GOAL:
Return the records in full, exactly as given.

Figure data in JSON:
::::

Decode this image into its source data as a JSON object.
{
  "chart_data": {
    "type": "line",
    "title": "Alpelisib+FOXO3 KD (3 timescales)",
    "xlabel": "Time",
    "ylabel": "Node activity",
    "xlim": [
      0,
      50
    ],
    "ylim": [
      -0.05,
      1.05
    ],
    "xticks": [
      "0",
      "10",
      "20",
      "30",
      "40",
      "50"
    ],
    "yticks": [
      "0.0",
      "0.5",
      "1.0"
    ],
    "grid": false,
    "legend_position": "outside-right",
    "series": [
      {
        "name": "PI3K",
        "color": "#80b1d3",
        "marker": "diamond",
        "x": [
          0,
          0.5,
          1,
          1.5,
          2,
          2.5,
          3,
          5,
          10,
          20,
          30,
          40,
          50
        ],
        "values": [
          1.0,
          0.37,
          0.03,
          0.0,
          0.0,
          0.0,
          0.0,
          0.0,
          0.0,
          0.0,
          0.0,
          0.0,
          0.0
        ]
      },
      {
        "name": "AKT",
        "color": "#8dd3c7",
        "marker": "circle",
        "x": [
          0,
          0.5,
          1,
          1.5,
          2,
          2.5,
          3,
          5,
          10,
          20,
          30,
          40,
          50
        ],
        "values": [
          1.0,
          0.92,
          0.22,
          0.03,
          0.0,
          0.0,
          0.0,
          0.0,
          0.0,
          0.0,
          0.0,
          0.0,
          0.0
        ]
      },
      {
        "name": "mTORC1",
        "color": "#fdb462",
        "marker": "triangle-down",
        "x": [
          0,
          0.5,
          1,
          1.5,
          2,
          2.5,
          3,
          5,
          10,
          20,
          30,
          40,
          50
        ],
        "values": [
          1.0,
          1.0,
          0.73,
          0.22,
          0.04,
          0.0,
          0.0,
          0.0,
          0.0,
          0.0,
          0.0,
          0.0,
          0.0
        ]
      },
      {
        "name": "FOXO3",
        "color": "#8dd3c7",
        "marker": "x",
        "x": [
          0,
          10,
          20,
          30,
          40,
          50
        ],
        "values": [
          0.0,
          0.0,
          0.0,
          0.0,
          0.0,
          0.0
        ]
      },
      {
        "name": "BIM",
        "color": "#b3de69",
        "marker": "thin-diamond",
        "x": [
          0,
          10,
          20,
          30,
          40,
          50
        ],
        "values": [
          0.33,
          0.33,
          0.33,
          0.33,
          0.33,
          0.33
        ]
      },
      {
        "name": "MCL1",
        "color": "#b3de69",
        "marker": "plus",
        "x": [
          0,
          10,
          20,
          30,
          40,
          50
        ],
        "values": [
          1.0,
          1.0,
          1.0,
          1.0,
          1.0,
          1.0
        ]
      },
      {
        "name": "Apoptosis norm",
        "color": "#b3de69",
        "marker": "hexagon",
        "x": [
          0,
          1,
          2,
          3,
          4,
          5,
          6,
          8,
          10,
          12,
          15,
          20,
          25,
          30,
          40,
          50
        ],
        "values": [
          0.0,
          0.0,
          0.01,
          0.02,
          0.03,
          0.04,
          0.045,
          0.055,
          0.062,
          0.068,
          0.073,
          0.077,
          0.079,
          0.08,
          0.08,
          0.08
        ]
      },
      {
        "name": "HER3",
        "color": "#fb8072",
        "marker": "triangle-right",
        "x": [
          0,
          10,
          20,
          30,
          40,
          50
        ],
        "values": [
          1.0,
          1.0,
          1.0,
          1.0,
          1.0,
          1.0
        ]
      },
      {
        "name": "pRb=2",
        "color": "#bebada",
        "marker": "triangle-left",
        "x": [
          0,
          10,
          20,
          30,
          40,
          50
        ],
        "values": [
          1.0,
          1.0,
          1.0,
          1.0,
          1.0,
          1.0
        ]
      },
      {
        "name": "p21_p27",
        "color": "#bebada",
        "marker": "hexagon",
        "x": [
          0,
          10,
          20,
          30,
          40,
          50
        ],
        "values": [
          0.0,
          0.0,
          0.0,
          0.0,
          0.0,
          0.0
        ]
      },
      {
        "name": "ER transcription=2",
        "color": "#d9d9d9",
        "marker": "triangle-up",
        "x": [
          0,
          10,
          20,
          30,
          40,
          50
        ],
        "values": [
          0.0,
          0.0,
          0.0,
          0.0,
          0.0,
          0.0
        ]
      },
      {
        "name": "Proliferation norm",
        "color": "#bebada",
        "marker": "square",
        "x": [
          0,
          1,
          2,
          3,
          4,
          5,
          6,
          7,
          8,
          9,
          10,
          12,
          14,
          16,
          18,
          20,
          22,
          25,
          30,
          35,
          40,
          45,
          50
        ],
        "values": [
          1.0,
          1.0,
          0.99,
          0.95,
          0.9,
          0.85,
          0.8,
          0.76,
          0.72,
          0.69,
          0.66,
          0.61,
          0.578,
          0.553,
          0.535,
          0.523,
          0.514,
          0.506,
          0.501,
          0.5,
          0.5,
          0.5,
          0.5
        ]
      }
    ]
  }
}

::::

SOLUTION:
Decode this image into its source data as a JSON object.
{
  "chart_data": {
    "type": "line",
    "title": "Alpelisib+FOXO3 KD (3 timescales)",
    "xlabel": "Time",
    "ylabel": "Node activity",
    "xlim": [
      0,
      50
    ],
    "ylim": [
      -0.05,
      1.05
    ],
    "xticks": [
      "0",
      "10",
      "20",
      "30",
      "40",
      "50"
    ],
    "yticks": [
      "0.0",
      "0.5",
      "1.0"
    ],
    "grid": false,
    "legend_position": "outside-right",
    "series": [
      {
        "name": "PI3K",
        "color": "#80b1d3",
        "marker": "diamond",
        "x": [
          0,
          0.5,
          1,
          1.5,
          2,
          2.5,
          3,
          5,
          10,
          20,
          30,
          40,
          50
        ],
        "values": [
          1.0,
          0.37,
          0.03,
          0.0,
          0.0,
          0.0,
          0.0,
          0.0,
          0.0,
          0.0,
          0.0,
          0.0,
          0.0
        ]
      },
      {
        "name": "AKT",
        "color": "#8dd3c7",
        "marker": "circle",
        "x": [
          0,
          0.5,
          1,
          1.5,
          2,
          2.5,
          3,
          5,
          10,
          20,
          30,
          40,
          50
        ],
        "values": [
          1.0,
          0.92,
          0.22,
          0.03,
          0.0,
          0.0,
          0.0,
          0.0,
          0.0,
          0.0,
          0.0,
          0.0,
          0.0
        ]
      },
      {
        "name": "mTORC1",
        "color": "#fdb462",
        "marker": "triangle-down",
        "x": [
          0,
          0.5,
          1,
          1.5,
          2,
          2.5,
          3,
          5,
          10,
          20,
          30,
          40,
          50
        ],
        "values": [
          1.0,
          1.0,
          0.73,
          0.22,
          0.04,
          0.0,
          0.0,
          0.0,
          0.0,
          0.0,
          0.0,
          0.0,
          0.0
        ]
      },
      {
        "name": "FOXO3",
        "color": "#8dd3c7",
        "marker": "x",
        "x": [
          0,
          10,
          20,
          30,
          40,
          50
        ],
        "values": [
          0.0,
          0.0,
          0.0,
          0.0,
          0.0,
          0.0
        ]
      },
      {
        "name": "BIM",
        "color": "#b3de69",
        "marker": "thin-diamond",
        "x": [
          0,
          10,
          20,
          30,
          40,
          50
        ],
        "values": [
          0.33,
          0.33,
          0.33,
          0.33,
          0.33,
          0.33
        ]
      },
      {
        "name": "MCL1",
        "color": "#b3de69",
        "marker": "plus",
        "x": [
          0,
          10,
          20,
          30,
          40,
          50
        ],
        "values": [
          1.0,
          1.0,
          1.0,
          1.0,
          1.0,
          1.0
        ]
      },
      {
        "name": "Apoptosis norm",
        "color": "#b3de69",
        "marker": "hexagon",
        "x": [
          0,
          1,
          2,
          3,
          4,
          5,
          6,
          8,
          10,
          12,
          15,
          20,
          25,
          30,
          40,
          50
        ],
        "values": [
          0.0,
          0.0,
          0.01,
          0.02,
          0.03,
          0.04,
          0.045,
          0.055,
          0.062,
          0.068,
          0.073,
          0.077,
          0.079,
          0.08,
          0.08,
          0.08
        ]
      },
      {
        "name": "HER3",
        "color": "#fb8072",
        "marker": "triangle-right",
        "x": [
          0,
          10,
          20,
          30,
          40,
          50
        ],
        "values": [
          1.0,
          1.0,
          1.0,
          1.0,
          1.0,
          1.0
        ]
      },
      {
        "name": "pRb=2",
        "color": "#bebada",
        "marker": "triangle-left",
        "x": [
          0,
          10,
          20,
          30,
          40,
          50
        ],
        "values": [
          1.0,
          1.0,
          1.0,
          1.0,
          1.0,
          1.0
        ]
      },
      {
        "name": "p21_p27",
        "color": "#bebada",
        "marker": "hexagon",
        "x": [
          0,
          10,
          20,
          30,
          40,
          50
        ],
        "values": [
          0.0,
          0.0,
          0.0,
          0.0,
          0.0,
          0.0
        ]
      },
      {
        "name": "ER transcription=2",
        "color": "#d9d9d9",
        "marker": "triangle-up",
        "x": [
          0,
          10,
          20,
          30,
          40,
          50
        ],
        "values": [
          0.0,
          0.0,
          0.0,
          0.0,
          0.0,
          0.0
        ]
      },
      {
        "name": "Proliferation norm",
        "color": "#bebada",
        "marker": "square",
        "x": [
          0,
          1,
          2,
          3,
          4,
          5,
          6,
          7,
          8,
          9,
          10,
          12,
          14,
          16,
          18,
          20,
          22,
          25,
          30,
          35,
          40,
          45,
          50
        ],
        "values": [
          1.0,
          1.0,
          0.99,
          0.95,
          0.9,
          0.85,
          0.8,
          0.76,
          0.72,
          0.69,
          0.66,
          0.61,
          0.578,
          0.553,
          0.535,
          0.523,
          0.514,
          0.506,
          0.501,
          0.5,
          0.5,
          0.5,
          0.5
        ]
      }
    ]
  }
}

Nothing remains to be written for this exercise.